▸ Records excerpted from a collection
-- begin --

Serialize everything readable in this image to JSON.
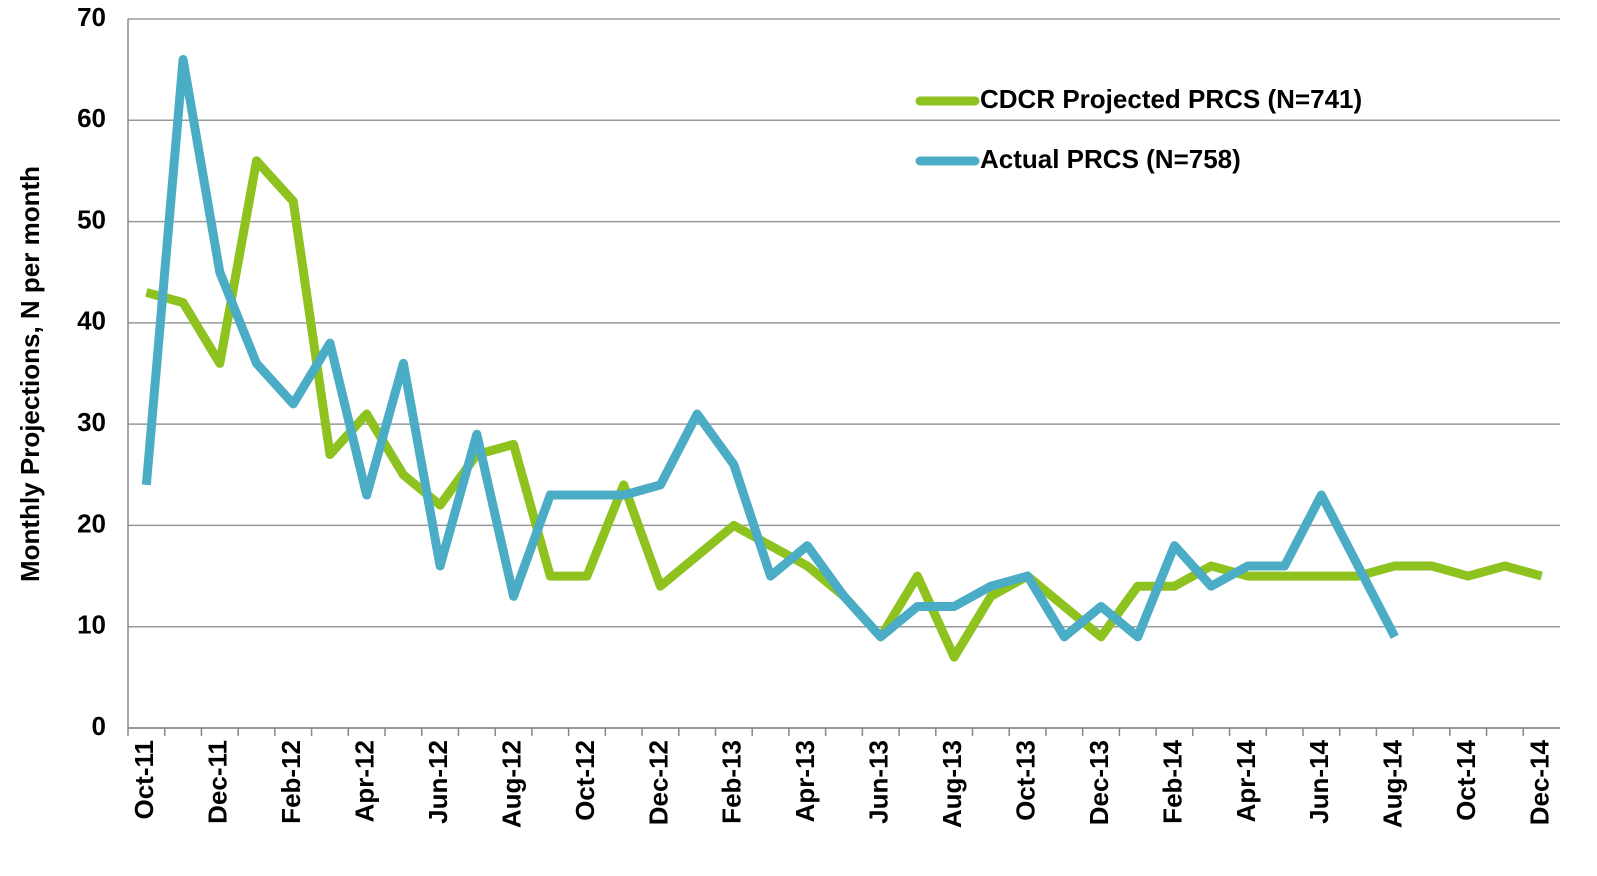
{
  "chart_data": {
    "type": "line",
    "ylabel": "Monthly Projections, N per month",
    "categories": [
      "Oct-11",
      null,
      "Dec-11",
      null,
      "Feb-12",
      null,
      "Apr-12",
      null,
      "Jun-12",
      null,
      "Aug-12",
      null,
      "Oct-12",
      null,
      "Dec-12",
      null,
      "Feb-13",
      null,
      "Apr-13",
      null,
      "Jun-13",
      null,
      "Aug-13",
      null,
      "Oct-13",
      null,
      "Dec-13",
      null,
      "Feb-14",
      null,
      "Apr-14",
      null,
      "Jun-14",
      null,
      "Aug-14",
      null,
      "Oct-14",
      null,
      "Dec-14"
    ],
    "series": [
      {
        "name": "CDCR Projected PRCS (N=741)",
        "color": "#8dc21f",
        "values": [
          43,
          42,
          36,
          56,
          52,
          27,
          31,
          25,
          22,
          27,
          28,
          15,
          15,
          24,
          14,
          17,
          20,
          18,
          16,
          13,
          9,
          15,
          7,
          13,
          15,
          12,
          9,
          14,
          14,
          16,
          15,
          15,
          15,
          15,
          16,
          16,
          15,
          16,
          15
        ]
      },
      {
        "name": "Actual PRCS (N=758)",
        "color": "#4bacc6",
        "values": [
          24,
          66,
          45,
          36,
          32,
          38,
          23,
          36,
          16,
          29,
          13,
          23,
          23,
          23,
          24,
          31,
          26,
          15,
          18,
          13,
          9,
          12,
          12,
          14,
          15,
          9,
          12,
          9,
          18,
          14,
          16,
          16,
          23,
          16,
          9,
          null,
          null,
          null,
          null
        ]
      }
    ],
    "ylim": [
      0,
      70
    ],
    "yticks": [
      0,
      10,
      20,
      30,
      40,
      50,
      60,
      70
    ],
    "grid": true,
    "legend": "upper right"
  }
}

-- end --

▸ EXERCISE INSTRUCTIONS
Pull out every line of the records above that contains the word "name".

▸ EXPECTED ANSWER
        "name": "CDCR Projected PRCS (N=741)",
        "name": "Actual PRCS (N=758)",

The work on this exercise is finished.